▶ **Exercise brief**: Return the listing below word for word.

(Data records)
* * * * * * *

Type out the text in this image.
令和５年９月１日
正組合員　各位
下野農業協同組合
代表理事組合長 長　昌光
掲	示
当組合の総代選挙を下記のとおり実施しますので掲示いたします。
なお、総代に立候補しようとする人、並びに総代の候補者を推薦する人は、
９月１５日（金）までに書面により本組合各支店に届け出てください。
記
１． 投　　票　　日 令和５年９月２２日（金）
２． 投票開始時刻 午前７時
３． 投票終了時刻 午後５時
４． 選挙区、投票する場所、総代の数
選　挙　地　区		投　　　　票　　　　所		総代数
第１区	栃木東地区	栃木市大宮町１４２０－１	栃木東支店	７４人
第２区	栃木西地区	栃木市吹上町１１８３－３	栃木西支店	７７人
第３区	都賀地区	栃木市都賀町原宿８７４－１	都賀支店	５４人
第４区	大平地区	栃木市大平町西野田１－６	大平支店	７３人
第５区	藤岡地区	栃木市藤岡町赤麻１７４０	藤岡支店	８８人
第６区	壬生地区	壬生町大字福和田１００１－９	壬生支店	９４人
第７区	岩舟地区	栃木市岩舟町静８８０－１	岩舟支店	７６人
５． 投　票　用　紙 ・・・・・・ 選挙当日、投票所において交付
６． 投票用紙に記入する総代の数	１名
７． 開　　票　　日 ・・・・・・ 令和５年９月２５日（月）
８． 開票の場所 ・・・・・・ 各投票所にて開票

* * * * * * *

▶ **Task output**:
Type out the text in this image.
令和５年９月１日
正組合員　各位
下野農業協同組合
代表理事組合長 長　昌光
掲	示
当組合の総代選挙を下記のとおり実施しますので掲示いたします。
なお、総代に立候補しようとする人、並びに総代の候補者を推薦する人は、
９月１５日（金）までに書面により本組合各支店に届け出てください。
記
１． 投　　票　　日 令和５年９月２２日（金）
２． 投票開始時刻 午前７時
３． 投票終了時刻 午後５時
４． 選挙区、投票する場所、総代の数
選　挙　地　区		投　　　　票　　　　所		総代数
第１区	栃木東地区	栃木市大宮町１４２０－１	栃木東支店	７４人
第２区	栃木西地区	栃木市吹上町１１８３－３	栃木西支店	７７人
第３区	都賀地区	栃木市都賀町原宿８７４－１	都賀支店	５４人
第４区	大平地区	栃木市大平町西野田１－６	大平支店	７３人
第５区	藤岡地区	栃木市藤岡町赤麻１７４０	藤岡支店	８８人
第６区	壬生地区	壬生町大字福和田１００１－９	壬生支店	９４人
第７区	岩舟地区	栃木市岩舟町静８８０－１	岩舟支店	７６人
５． 投　票　用　紙 ・・・・・・ 選挙当日、投票所において交付
６． 投票用紙に記入する総代の数	１名
７． 開　　票　　日 ・・・・・・ 令和５年９月２５日（月）
８． 開票の場所 ・・・・・・ 各投票所にて開票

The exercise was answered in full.